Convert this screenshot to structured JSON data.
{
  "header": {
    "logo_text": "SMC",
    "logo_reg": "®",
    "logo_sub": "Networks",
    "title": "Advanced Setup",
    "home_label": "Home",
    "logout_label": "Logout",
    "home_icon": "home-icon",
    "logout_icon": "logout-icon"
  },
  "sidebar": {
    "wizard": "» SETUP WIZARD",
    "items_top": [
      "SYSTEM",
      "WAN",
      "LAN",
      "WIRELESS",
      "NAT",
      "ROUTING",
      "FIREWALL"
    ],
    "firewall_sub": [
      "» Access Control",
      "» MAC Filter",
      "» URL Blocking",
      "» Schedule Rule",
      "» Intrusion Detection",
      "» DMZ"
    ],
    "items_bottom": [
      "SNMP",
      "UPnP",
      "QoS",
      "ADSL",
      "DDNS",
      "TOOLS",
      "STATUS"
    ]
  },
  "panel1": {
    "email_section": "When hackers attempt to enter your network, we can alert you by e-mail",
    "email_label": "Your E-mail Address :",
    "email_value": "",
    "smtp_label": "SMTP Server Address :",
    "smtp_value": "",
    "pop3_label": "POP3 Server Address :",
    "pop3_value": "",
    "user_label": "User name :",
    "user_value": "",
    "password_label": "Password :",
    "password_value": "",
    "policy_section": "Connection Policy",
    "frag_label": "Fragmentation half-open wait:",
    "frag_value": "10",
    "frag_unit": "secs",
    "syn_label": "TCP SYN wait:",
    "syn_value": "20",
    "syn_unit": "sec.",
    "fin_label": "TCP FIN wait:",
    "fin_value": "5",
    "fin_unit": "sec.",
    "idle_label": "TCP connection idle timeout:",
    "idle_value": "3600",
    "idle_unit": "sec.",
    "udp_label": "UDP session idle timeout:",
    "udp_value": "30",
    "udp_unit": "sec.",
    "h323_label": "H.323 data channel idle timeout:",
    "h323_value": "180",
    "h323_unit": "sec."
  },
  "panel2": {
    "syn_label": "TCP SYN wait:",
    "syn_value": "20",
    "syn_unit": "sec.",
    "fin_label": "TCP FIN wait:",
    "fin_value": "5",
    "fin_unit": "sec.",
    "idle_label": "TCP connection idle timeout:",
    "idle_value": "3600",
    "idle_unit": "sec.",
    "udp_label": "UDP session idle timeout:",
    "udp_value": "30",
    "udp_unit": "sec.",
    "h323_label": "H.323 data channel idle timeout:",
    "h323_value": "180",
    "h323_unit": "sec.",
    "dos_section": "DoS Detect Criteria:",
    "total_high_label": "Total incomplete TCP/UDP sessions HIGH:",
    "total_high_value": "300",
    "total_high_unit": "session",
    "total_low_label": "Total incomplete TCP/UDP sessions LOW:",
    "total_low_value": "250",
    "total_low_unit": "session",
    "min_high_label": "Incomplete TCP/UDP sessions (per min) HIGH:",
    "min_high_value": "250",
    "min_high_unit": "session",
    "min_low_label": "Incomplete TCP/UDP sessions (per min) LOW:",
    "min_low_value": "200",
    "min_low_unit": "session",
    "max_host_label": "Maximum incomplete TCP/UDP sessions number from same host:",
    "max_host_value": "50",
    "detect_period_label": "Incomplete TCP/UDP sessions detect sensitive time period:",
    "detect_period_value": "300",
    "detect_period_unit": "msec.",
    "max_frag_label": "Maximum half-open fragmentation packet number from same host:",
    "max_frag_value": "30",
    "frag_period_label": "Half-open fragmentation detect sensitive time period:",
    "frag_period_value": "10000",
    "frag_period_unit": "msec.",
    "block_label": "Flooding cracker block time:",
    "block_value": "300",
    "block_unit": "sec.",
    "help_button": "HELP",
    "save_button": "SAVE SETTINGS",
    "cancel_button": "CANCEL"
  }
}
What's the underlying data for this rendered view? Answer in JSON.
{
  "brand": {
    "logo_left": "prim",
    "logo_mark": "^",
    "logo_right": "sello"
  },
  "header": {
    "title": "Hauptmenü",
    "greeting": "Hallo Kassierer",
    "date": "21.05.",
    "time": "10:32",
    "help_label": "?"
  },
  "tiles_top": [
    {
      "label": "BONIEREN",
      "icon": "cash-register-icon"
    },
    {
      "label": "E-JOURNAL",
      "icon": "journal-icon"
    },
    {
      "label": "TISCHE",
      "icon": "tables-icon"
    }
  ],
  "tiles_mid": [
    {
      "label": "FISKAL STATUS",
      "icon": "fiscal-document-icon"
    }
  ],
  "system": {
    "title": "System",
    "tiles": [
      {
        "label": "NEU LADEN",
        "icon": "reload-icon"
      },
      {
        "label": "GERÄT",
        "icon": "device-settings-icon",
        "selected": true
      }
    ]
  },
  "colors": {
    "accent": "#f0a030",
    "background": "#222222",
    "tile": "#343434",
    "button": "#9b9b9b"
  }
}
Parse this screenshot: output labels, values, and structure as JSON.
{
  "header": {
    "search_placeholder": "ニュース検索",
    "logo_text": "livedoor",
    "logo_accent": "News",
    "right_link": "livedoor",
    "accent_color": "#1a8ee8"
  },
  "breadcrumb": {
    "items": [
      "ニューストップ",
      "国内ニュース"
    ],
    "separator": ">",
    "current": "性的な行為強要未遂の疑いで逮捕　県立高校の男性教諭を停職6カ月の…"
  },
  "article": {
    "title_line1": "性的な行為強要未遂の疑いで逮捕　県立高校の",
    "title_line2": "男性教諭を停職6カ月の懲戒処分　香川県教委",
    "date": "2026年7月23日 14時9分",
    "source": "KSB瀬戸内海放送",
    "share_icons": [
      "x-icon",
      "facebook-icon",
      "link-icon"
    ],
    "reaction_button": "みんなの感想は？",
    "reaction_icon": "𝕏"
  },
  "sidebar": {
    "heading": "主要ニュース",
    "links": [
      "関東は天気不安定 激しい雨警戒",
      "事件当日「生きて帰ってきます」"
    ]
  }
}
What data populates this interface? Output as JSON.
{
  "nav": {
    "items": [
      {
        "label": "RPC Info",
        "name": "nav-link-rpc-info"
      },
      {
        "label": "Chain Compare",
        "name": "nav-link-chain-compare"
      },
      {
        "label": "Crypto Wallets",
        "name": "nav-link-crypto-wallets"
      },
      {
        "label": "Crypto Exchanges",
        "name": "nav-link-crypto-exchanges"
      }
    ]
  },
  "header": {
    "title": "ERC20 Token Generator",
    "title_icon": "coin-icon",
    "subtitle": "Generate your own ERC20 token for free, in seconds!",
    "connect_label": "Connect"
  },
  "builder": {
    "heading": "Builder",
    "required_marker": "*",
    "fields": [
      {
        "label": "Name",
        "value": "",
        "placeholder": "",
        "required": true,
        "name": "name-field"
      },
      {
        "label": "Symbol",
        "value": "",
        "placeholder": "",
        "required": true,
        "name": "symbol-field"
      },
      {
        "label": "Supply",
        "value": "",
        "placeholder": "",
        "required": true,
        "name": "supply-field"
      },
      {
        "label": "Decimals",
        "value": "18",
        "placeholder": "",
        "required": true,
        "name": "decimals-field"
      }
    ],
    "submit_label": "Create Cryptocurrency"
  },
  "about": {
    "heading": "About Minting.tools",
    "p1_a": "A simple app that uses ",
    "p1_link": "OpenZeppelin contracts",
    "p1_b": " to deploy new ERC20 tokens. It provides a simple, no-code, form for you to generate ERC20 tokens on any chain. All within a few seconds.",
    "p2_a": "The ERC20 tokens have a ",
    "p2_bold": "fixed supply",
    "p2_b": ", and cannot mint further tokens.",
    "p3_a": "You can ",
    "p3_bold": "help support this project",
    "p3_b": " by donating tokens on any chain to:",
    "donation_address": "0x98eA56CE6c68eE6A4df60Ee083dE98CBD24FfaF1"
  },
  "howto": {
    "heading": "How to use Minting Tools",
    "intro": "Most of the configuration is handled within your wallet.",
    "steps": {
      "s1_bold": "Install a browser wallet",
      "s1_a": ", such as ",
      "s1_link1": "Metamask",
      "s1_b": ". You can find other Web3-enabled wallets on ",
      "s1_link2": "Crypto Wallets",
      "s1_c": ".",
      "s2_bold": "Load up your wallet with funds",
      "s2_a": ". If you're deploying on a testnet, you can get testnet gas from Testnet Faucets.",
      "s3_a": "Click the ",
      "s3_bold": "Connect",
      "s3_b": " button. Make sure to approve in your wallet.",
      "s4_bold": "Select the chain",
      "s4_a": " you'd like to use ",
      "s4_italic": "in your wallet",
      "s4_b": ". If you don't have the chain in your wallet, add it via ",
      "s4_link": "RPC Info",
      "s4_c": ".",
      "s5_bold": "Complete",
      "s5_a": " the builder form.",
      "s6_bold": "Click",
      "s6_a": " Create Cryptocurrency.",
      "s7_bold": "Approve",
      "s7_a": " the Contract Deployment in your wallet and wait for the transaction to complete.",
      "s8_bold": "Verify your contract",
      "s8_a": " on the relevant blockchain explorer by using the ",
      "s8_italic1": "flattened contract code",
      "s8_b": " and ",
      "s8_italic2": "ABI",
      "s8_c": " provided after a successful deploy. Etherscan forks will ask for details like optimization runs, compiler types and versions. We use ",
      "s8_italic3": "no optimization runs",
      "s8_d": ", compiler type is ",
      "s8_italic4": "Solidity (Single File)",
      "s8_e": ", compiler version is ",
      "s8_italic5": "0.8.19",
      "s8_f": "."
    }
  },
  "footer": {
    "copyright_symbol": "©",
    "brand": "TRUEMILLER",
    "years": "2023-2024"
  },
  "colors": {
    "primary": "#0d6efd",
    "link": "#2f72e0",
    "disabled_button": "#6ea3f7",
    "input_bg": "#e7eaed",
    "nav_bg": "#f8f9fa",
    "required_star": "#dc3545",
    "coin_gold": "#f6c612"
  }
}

══════

▶ SET PROBLEM: Select all lines with the word "Server" from the entries above.

▶ EXPECTED ANSWER:
    "smtp_label": "SMTP Server Address :",
    "pop3_label": "POP3 Server Address :",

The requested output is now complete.